— BEGIN MATERIAL —

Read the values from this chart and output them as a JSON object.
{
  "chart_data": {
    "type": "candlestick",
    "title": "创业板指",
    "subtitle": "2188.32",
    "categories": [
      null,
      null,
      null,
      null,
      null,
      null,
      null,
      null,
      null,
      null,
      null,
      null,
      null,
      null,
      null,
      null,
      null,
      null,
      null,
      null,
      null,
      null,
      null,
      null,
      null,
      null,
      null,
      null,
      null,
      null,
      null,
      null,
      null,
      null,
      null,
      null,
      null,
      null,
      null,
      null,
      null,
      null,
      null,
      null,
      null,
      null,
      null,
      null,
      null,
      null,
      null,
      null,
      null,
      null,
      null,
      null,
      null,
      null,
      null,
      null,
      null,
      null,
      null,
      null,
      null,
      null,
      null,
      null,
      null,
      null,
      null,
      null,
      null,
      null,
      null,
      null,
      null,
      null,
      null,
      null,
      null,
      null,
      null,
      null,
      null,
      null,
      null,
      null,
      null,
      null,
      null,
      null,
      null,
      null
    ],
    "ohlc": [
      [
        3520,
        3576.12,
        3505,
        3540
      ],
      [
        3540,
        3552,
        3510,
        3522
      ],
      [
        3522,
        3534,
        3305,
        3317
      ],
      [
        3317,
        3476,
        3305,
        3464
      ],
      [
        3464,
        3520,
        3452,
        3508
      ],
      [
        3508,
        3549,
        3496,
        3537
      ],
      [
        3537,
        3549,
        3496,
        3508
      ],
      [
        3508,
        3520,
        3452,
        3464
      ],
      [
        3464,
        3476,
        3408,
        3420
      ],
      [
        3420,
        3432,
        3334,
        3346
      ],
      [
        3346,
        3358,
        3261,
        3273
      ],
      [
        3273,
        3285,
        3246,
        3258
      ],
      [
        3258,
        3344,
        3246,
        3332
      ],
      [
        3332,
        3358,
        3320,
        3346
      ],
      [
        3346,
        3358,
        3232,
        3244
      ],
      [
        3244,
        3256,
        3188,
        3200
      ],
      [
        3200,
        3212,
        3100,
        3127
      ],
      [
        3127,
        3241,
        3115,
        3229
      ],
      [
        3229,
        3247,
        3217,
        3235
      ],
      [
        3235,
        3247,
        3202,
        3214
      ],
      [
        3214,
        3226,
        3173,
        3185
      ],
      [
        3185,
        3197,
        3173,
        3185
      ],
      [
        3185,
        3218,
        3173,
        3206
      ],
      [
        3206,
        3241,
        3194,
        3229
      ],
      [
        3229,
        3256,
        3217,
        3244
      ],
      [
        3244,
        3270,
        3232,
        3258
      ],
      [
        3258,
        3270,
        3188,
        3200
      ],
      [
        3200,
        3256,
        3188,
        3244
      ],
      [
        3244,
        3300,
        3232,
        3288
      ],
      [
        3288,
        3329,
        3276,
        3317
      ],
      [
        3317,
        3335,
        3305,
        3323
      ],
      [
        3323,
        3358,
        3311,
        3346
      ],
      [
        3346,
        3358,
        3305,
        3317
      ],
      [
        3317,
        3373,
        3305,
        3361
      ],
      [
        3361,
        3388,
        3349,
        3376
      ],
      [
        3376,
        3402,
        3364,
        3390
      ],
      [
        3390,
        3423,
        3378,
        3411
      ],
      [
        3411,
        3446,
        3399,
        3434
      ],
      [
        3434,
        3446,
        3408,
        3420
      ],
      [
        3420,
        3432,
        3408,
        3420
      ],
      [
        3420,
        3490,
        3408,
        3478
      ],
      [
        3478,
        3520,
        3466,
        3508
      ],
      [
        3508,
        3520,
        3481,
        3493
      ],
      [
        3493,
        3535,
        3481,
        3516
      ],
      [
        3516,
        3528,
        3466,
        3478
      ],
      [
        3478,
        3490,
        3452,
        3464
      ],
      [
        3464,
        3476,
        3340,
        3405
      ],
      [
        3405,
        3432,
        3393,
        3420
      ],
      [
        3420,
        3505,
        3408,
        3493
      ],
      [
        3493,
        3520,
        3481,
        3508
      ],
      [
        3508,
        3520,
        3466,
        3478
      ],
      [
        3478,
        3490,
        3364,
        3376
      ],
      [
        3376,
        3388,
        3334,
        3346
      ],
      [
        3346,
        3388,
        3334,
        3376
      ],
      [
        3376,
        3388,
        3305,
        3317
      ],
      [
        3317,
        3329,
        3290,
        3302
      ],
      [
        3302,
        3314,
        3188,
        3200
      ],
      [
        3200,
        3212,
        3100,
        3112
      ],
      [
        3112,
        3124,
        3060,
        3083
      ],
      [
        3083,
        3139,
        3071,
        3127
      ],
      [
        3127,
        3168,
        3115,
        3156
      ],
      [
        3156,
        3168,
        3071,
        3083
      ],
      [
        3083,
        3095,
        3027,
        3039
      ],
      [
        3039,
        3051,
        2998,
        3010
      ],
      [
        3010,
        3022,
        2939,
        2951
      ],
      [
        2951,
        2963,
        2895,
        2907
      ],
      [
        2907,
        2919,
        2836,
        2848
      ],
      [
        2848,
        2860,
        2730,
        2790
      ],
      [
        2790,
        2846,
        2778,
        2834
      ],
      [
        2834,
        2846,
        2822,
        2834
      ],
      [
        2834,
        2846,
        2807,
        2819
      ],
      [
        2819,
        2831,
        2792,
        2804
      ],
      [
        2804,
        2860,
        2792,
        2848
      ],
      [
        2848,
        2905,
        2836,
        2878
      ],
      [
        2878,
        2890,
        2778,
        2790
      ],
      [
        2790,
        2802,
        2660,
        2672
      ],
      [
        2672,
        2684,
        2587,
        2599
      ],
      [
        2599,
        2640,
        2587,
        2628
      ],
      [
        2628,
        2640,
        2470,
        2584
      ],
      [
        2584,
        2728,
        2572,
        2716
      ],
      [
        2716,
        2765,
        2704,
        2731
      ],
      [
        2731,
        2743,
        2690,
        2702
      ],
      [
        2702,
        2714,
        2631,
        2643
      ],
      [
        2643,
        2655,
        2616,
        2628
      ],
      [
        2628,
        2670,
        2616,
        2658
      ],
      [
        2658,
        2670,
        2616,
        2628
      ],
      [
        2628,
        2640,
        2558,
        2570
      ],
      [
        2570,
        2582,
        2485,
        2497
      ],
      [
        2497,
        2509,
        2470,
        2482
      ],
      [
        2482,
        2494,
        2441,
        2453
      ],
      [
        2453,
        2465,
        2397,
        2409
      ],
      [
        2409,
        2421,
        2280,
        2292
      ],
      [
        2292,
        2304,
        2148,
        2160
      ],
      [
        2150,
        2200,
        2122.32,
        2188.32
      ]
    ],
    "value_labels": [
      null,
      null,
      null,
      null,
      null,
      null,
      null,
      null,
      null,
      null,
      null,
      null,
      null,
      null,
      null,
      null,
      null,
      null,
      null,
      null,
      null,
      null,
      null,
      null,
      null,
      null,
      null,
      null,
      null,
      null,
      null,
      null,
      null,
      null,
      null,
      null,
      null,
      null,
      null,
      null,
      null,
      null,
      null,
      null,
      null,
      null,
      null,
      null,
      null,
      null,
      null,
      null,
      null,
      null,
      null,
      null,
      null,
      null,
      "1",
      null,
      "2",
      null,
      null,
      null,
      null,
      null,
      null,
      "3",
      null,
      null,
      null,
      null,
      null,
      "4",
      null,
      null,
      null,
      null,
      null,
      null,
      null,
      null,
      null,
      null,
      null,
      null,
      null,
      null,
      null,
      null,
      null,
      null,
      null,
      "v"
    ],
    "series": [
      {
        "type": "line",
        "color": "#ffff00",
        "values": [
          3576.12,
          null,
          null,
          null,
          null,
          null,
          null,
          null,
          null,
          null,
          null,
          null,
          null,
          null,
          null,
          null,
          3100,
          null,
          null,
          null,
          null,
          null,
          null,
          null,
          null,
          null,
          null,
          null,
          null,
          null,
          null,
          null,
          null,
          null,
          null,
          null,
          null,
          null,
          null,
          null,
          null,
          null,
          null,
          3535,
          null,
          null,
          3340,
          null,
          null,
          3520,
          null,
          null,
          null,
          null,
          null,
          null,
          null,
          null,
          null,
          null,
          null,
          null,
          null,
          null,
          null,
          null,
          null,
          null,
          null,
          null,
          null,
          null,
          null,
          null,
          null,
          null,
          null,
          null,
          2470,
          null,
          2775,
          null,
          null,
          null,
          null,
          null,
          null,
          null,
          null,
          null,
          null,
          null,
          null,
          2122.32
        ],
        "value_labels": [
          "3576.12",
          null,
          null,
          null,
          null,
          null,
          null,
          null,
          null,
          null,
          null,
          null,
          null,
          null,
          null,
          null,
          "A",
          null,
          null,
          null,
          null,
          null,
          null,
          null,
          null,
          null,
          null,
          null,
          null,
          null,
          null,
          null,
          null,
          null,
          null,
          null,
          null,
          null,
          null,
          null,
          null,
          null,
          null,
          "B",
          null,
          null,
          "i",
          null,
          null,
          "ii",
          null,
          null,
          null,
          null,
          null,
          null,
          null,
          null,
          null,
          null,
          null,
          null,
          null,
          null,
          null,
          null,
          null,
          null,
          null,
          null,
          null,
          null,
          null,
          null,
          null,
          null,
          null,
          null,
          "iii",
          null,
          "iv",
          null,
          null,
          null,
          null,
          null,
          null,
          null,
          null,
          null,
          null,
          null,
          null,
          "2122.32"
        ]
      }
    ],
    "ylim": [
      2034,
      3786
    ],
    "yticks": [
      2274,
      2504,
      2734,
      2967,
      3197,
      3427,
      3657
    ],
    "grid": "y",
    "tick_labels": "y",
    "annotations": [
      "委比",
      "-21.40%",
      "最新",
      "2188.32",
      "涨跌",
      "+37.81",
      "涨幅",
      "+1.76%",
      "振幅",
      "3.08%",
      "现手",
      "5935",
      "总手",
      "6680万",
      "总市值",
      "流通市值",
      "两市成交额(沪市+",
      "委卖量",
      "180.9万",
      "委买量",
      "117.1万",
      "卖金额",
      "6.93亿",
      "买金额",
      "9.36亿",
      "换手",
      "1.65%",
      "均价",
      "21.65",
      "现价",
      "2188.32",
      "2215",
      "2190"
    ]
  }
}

— END MATERIAL —

- WHAT THE TASK ASKS
Using the listing above, return all lines where the word "values" occurs.

- COMPLETE RESPONSE
Read the values from this chart and output them as a JSON object.
        "values": [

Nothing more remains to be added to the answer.